- _Objective_:
Write each record again exactly as it stands.

- _Data supplied_:
* * *

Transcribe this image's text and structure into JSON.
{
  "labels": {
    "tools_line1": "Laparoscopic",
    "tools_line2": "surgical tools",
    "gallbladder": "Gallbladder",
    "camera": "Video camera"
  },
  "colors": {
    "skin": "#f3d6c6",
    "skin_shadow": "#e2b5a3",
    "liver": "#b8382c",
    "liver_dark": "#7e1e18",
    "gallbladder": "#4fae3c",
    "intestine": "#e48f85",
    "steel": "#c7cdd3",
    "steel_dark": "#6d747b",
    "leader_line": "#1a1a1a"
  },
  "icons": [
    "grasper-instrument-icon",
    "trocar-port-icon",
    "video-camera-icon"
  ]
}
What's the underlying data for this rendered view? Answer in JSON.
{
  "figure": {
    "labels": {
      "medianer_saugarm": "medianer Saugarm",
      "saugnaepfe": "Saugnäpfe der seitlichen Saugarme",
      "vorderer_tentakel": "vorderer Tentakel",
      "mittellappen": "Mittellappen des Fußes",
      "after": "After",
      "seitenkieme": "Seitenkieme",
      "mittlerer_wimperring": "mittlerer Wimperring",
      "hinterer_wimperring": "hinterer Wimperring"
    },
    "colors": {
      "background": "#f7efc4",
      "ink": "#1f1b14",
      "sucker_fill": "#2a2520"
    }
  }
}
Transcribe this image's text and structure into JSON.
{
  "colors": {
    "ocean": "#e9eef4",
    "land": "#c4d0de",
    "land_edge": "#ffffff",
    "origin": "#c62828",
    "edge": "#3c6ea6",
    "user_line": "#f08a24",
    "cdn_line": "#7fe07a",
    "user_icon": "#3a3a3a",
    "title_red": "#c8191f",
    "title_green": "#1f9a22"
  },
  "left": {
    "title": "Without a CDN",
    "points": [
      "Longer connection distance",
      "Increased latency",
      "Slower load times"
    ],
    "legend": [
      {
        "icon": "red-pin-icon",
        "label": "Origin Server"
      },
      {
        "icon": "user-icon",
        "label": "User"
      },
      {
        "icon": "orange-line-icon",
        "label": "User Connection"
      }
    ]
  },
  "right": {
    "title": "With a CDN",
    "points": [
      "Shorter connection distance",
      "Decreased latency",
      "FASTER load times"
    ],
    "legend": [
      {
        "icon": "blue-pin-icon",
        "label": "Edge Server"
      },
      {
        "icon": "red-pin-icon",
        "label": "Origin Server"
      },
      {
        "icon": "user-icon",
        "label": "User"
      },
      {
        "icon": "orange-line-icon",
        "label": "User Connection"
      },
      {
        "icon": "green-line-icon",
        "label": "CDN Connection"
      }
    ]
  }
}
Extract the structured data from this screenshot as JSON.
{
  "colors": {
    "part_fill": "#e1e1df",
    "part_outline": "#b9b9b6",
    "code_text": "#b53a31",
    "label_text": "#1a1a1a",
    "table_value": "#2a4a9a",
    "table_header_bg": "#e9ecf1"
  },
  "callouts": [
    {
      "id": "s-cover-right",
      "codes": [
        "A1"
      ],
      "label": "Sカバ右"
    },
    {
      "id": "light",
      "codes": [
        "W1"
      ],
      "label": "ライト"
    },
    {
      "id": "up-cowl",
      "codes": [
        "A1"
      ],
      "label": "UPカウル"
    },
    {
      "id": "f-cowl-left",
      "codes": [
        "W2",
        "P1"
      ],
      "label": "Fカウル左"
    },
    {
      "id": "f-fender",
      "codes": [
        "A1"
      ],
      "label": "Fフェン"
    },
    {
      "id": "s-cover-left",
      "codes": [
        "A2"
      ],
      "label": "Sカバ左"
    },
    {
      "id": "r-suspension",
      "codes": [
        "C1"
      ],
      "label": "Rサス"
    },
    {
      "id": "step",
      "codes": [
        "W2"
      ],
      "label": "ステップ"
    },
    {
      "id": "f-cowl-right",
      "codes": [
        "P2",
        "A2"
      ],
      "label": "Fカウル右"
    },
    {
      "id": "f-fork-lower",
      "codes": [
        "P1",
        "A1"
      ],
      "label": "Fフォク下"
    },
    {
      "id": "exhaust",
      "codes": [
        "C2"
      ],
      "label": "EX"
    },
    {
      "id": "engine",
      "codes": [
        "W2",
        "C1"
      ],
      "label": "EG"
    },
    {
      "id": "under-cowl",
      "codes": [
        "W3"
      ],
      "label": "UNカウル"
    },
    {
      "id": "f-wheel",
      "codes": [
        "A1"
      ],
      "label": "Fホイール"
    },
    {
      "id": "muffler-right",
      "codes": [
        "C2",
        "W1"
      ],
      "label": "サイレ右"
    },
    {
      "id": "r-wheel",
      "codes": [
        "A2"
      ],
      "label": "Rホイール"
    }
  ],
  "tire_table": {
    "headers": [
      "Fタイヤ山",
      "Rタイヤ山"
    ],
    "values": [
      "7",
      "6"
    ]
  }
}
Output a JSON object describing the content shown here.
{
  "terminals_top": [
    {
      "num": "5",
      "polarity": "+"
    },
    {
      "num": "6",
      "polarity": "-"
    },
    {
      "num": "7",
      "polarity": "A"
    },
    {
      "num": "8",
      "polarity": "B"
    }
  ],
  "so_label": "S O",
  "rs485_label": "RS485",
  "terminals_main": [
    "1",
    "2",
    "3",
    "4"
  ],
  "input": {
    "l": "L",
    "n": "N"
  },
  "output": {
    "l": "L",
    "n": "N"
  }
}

* * *

- _Response to the task_:
Transcribe this image's text and structure into JSON.
{
  "labels": {
    "tools_line1": "Laparoscopic",
    "tools_line2": "surgical tools",
    "gallbladder": "Gallbladder",
    "camera": "Video camera"
  },
  "colors": {
    "skin": "#f3d6c6",
    "skin_shadow": "#e2b5a3",
    "liver": "#b8382c",
    "liver_dark": "#7e1e18",
    "gallbladder": "#4fae3c",
    "intestine": "#e48f85",
    "steel": "#c7cdd3",
    "steel_dark": "#6d747b",
    "leader_line": "#1a1a1a"
  },
  "icons": [
    "grasper-instrument-icon",
    "trocar-port-icon",
    "video-camera-icon"
  ]
}
What's the underlying data for this rendered view? Answer in JSON.
{
  "figure": {
    "labels": {
      "medianer_saugarm": "medianer Saugarm",
      "saugnaepfe": "Saugnäpfe der seitlichen Saugarme",
      "vorderer_tentakel": "vorderer Tentakel",
      "mittellappen": "Mittellappen des Fußes",
      "after": "After",
      "seitenkieme": "Seitenkieme",
      "mittlerer_wimperring": "mittlerer Wimperring",
      "hinterer_wimperring": "hinterer Wimperring"
    },
    "colors": {
      "background": "#f7efc4",
      "ink": "#1f1b14",
      "sucker_fill": "#2a2520"
    }
  }
}
Transcribe this image's text and structure into JSON.
{
  "colors": {
    "ocean": "#e9eef4",
    "land": "#c4d0de",
    "land_edge": "#ffffff",
    "origin": "#c62828",
    "edge": "#3c6ea6",
    "user_line": "#f08a24",
    "cdn_line": "#7fe07a",
    "user_icon": "#3a3a3a",
    "title_red": "#c8191f",
    "title_green": "#1f9a22"
  },
  "left": {
    "title": "Without a CDN",
    "points": [
      "Longer connection distance",
      "Increased latency",
      "Slower load times"
    ],
    "legend": [
      {
        "icon": "red-pin-icon",
        "label": "Origin Server"
      },
      {
        "icon": "user-icon",
        "label": "User"
      },
      {
        "icon": "orange-line-icon",
        "label": "User Connection"
      }
    ]
  },
  "right": {
    "title": "With a CDN",
    "points": [
      "Shorter connection distance",
      "Decreased latency",
      "FASTER load times"
    ],
    "legend": [
      {
        "icon": "blue-pin-icon",
        "label": "Edge Server"
      },
      {
        "icon": "red-pin-icon",
        "label": "Origin Server"
      },
      {
        "icon": "user-icon",
        "label": "User"
      },
      {
        "icon": "orange-line-icon",
        "label": "User Connection"
      },
      {
        "icon": "green-line-icon",
        "label": "CDN Connection"
      }
    ]
  }
}
Extract the structured data from this screenshot as JSON.
{
  "colors": {
    "part_fill": "#e1e1df",
    "part_outline": "#b9b9b6",
    "code_text": "#b53a31",
    "label_text": "#1a1a1a",
    "table_value": "#2a4a9a",
    "table_header_bg": "#e9ecf1"
  },
  "callouts": [
    {
      "id": "s-cover-right",
      "codes": [
        "A1"
      ],
      "label": "Sカバ右"
    },
    {
      "id": "light",
      "codes": [
        "W1"
      ],
      "label": "ライト"
    },
    {
      "id": "up-cowl",
      "codes": [
        "A1"
      ],
      "label": "UPカウル"
    },
    {
      "id": "f-cowl-left",
      "codes": [
        "W2",
        "P1"
      ],
      "label": "Fカウル左"
    },
    {
      "id": "f-fender",
      "codes": [
        "A1"
      ],
      "label": "Fフェン"
    },
    {
      "id": "s-cover-left",
      "codes": [
        "A2"
      ],
      "label": "Sカバ左"
    },
    {
      "id": "r-suspension",
      "codes": [
        "C1"
      ],
      "label": "Rサス"
    },
    {
      "id": "step",
      "codes": [
        "W2"
      ],
      "label": "ステップ"
    },
    {
      "id": "f-cowl-right",
      "codes": [
        "P2",
        "A2"
      ],
      "label": "Fカウル右"
    },
    {
      "id": "f-fork-lower",
      "codes": [
        "P1",
        "A1"
      ],
      "label": "Fフォク下"
    },
    {
      "id": "exhaust",
      "codes": [
        "C2"
      ],
      "label": "EX"
    },
    {
      "id": "engine",
      "codes": [
        "W2",
        "C1"
      ],
      "label": "EG"
    },
    {
      "id": "under-cowl",
      "codes": [
        "W3"
      ],
      "label": "UNカウル"
    },
    {
      "id": "f-wheel",
      "codes": [
        "A1"
      ],
      "label": "Fホイール"
    },
    {
      "id": "muffler-right",
      "codes": [
        "C2",
        "W1"
      ],
      "label": "サイレ右"
    },
    {
      "id": "r-wheel",
      "codes": [
        "A2"
      ],
      "label": "Rホイール"
    }
  ],
  "tire_table": {
    "headers": [
      "Fタイヤ山",
      "Rタイヤ山"
    ],
    "values": [
      "7",
      "6"
    ]
  }
}
Output a JSON object describing the content shown here.
{
  "terminals_top": [
    {
      "num": "5",
      "polarity": "+"
    },
    {
      "num": "6",
      "polarity": "-"
    },
    {
      "num": "7",
      "polarity": "A"
    },
    {
      "num": "8",
      "polarity": "B"
    }
  ],
  "so_label": "S O",
  "rs485_label": "RS485",
  "terminals_main": [
    "1",
    "2",
    "3",
    "4"
  ],
  "input": {
    "l": "L",
    "n": "N"
  },
  "output": {
    "l": "L",
    "n": "N"
  }
}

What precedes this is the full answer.